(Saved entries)
******************************
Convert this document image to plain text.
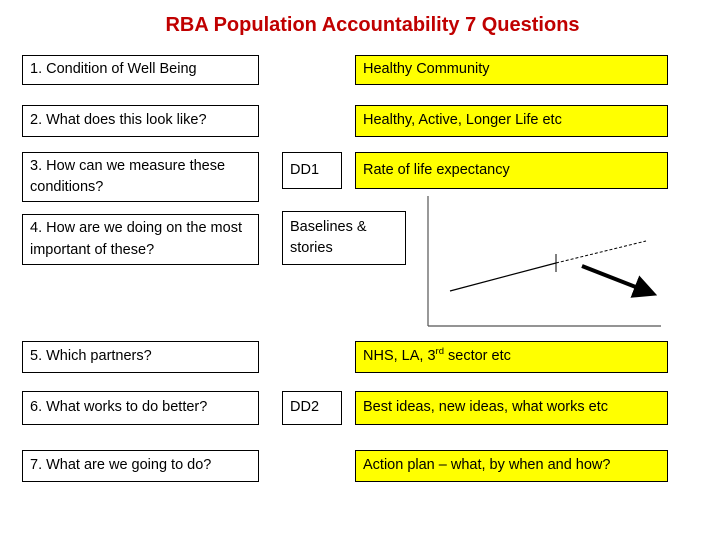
RBA Population Accountability 7 Questions
1. Condition of Well Being
2. What does this look like?
3. How can we measure these conditions?
4. How are we doing on the most important of these?
5. Which partners?
6. What works to do better?
7. What are we going to do?
DD1
Baselines & stories
DD2
Healthy Community
Healthy, Active, Longer Life etc
Rate of life expectancy
NHS, LA, 3rd sector etc
Best ideas, new ideas, what works etc
Action plan – what, by when and how?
******************************
What you are asked to do: Search the lines above for the string "Healthy", then show every one that has it.

Result for this task:
Healthy Community
Healthy, Active, Longer Life etc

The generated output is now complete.